*EXERCISE DETAILS*: Search the data for the word "ylabel" and copy every line that contains it.

*INFORMATION PROVIDED*:
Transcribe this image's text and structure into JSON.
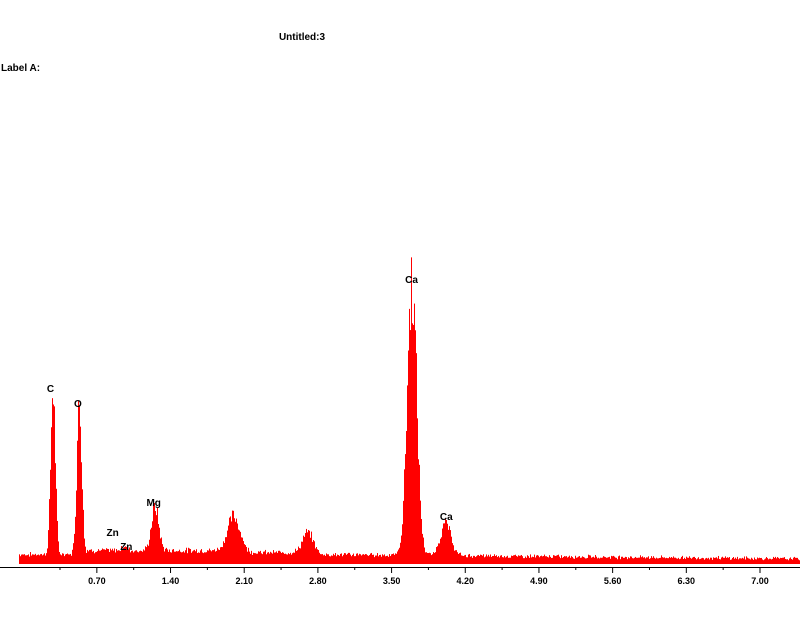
{
  "title": "Untitled:3",
  "label_a": "Label A:",
  "colors": {
    "spectrum": "#ff0000",
    "axis": "#000000",
    "text": "#000000",
    "background": "#ffffff"
  },
  "chart_data": {
    "type": "area",
    "title": "Untitled:3",
    "xlabel": "",
    "ylabel": "",
    "xlim": [
      -0.22,
      7.38
    ],
    "ylim": [
      0,
      285
    ],
    "x_ticks": [
      0.7,
      1.4,
      2.1,
      2.8,
      3.5,
      4.2,
      4.9,
      5.6,
      6.3,
      7.0
    ],
    "x_tick_labels": [
      "0.70",
      "1.40",
      "2.10",
      "2.80",
      "3.50",
      "4.20",
      "4.90",
      "5.60",
      "6.30",
      "7.00"
    ],
    "grid": false,
    "legend": "none",
    "background_level": 8,
    "peaks": [
      {
        "label": "C",
        "x": 0.28,
        "height": 165,
        "width": 0.022
      },
      {
        "label": "O",
        "x": 0.53,
        "height": 150,
        "width": 0.024
      },
      {
        "label": "Zn",
        "x": 0.96,
        "height": 4,
        "width": 0.03
      },
      {
        "label": "Mg",
        "x": 1.25,
        "height": 43,
        "width": 0.035
      },
      {
        "label": "",
        "x": 2.0,
        "height": 35,
        "width": 0.06
      },
      {
        "label": "",
        "x": 2.7,
        "height": 20,
        "width": 0.05
      },
      {
        "label": "Ca",
        "x": 3.69,
        "height": 272,
        "width": 0.045
      },
      {
        "label": "Ca",
        "x": 4.01,
        "height": 32,
        "width": 0.05
      }
    ],
    "annotations": [
      {
        "text": "C",
        "x": 0.26,
        "y": 172
      },
      {
        "text": "O",
        "x": 0.52,
        "y": 157
      },
      {
        "text": "Zn",
        "x": 0.85,
        "y": 28
      },
      {
        "text": "Zn",
        "x": 0.98,
        "y": 14
      },
      {
        "text": "Mg",
        "x": 1.24,
        "y": 58
      },
      {
        "text": "Ca",
        "x": 3.69,
        "y": 281
      },
      {
        "text": "Ca",
        "x": 4.02,
        "y": 44
      }
    ]
  }
}
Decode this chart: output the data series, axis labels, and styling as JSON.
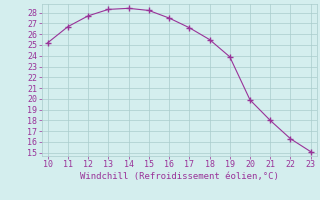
{
  "x": [
    10,
    11,
    12,
    13,
    14,
    15,
    16,
    17,
    18,
    19,
    20,
    21,
    22,
    23
  ],
  "y": [
    25.2,
    26.7,
    27.7,
    28.3,
    28.4,
    28.2,
    27.5,
    26.6,
    25.5,
    23.9,
    19.9,
    18.0,
    16.3,
    15.1
  ],
  "xlim": [
    9.7,
    23.3
  ],
  "ylim": [
    14.7,
    28.8
  ],
  "xticks": [
    10,
    11,
    12,
    13,
    14,
    15,
    16,
    17,
    18,
    19,
    20,
    21,
    22,
    23
  ],
  "yticks": [
    15,
    16,
    17,
    18,
    19,
    20,
    21,
    22,
    23,
    24,
    25,
    26,
    27,
    28
  ],
  "xlabel": "Windchill (Refroidissement éolien,°C)",
  "line_color": "#993399",
  "marker_color": "#993399",
  "bg_color": "#d4eeee",
  "grid_color": "#aacccc",
  "tick_label_color": "#993399",
  "xlabel_color": "#993399",
  "xlabel_fontsize": 6.5,
  "tick_fontsize": 6.0
}
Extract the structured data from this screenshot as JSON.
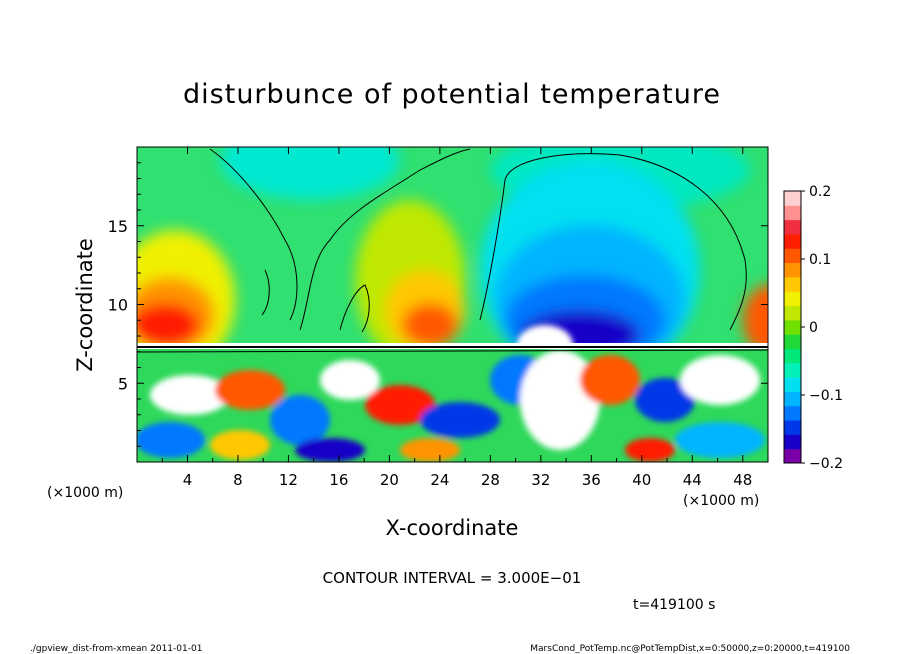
{
  "chart_data": {
    "type": "heatmap",
    "title": "disturbunce of potential temperature",
    "xlabel": "X-coordinate",
    "ylabel": "Z-coordinate",
    "x_unit": "(×1000 m)",
    "z_unit": "(×1000 m)",
    "xlim": [
      0,
      50
    ],
    "ylim": [
      0,
      20
    ],
    "x_ticks": [
      "4",
      "8",
      "12",
      "16",
      "20",
      "24",
      "28",
      "32",
      "36",
      "40",
      "44",
      "48"
    ],
    "y_ticks": [
      "5",
      "10",
      "15"
    ],
    "colorbar": {
      "range": [
        -0.2,
        0.2
      ],
      "tick_labels": [
        "0.2",
        "0.1",
        "0",
        "−0.1",
        "−0.2"
      ],
      "colors": [
        "#7a00a8",
        "#1800c8",
        "#0038e8",
        "#0078ff",
        "#00b4ff",
        "#00e0f0",
        "#00f0b8",
        "#00e878",
        "#20d838",
        "#70e000",
        "#c0e800",
        "#f0f000",
        "#ffc800",
        "#ff9400",
        "#ff5800",
        "#ff1e00",
        "#f03040",
        "#ff9090",
        "#ffd0d0"
      ]
    },
    "contour_interval": "CONTOUR INTERVAL = 3.000E−01",
    "time_label": "t=419100 s",
    "footer_left": "./gpview_dist-from-xmean  2011-01-01",
    "footer_right": "MarsCond_PotTemp.nc@PotTempDist,x=0:50000,z=0:20000,t=419100"
  }
}
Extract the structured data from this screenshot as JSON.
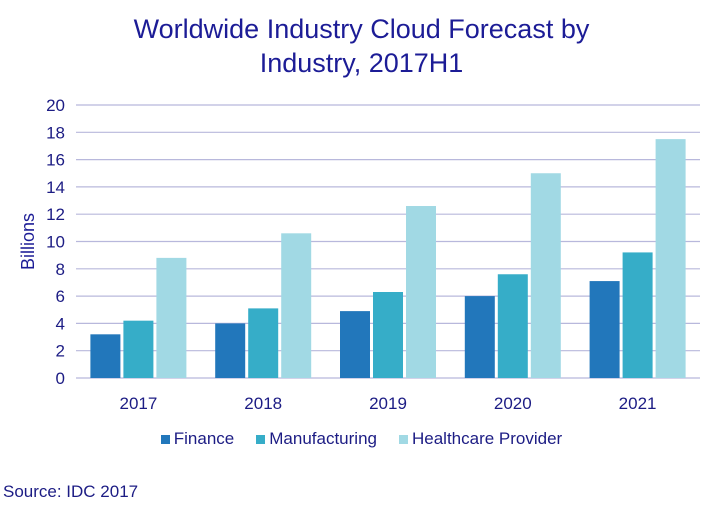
{
  "chart_data": {
    "type": "bar",
    "title": "Worldwide Industry Cloud Forecast by Industry, 2017H1",
    "title_lines": [
      "Worldwide Industry Cloud Forecast by",
      "Industry, 2017H1"
    ],
    "ylabel": "Billions",
    "xlabel": "",
    "ylim": [
      0,
      20
    ],
    "yticks": [
      0,
      2,
      4,
      6,
      8,
      10,
      12,
      14,
      16,
      18,
      20
    ],
    "grid": true,
    "legend_placement": "bottom",
    "categories": [
      "2017",
      "2018",
      "2019",
      "2020",
      "2021"
    ],
    "series": [
      {
        "name": "Finance",
        "color": "#2277BB",
        "values": [
          3.2,
          4.0,
          4.9,
          6.0,
          7.1
        ]
      },
      {
        "name": "Manufacturing",
        "color": "#36ADC8",
        "values": [
          4.2,
          5.1,
          6.3,
          7.6,
          9.2
        ]
      },
      {
        "name": "Healthcare Provider",
        "color": "#A1D9E4",
        "values": [
          8.8,
          10.6,
          12.6,
          15.0,
          17.5
        ]
      }
    ]
  },
  "source": "Source: IDC 2017"
}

*COMPLETE RESPONSE*:
    "ylabel": "",
    "ylabel": "Z-coordinate",
    "ylabel": "Billions",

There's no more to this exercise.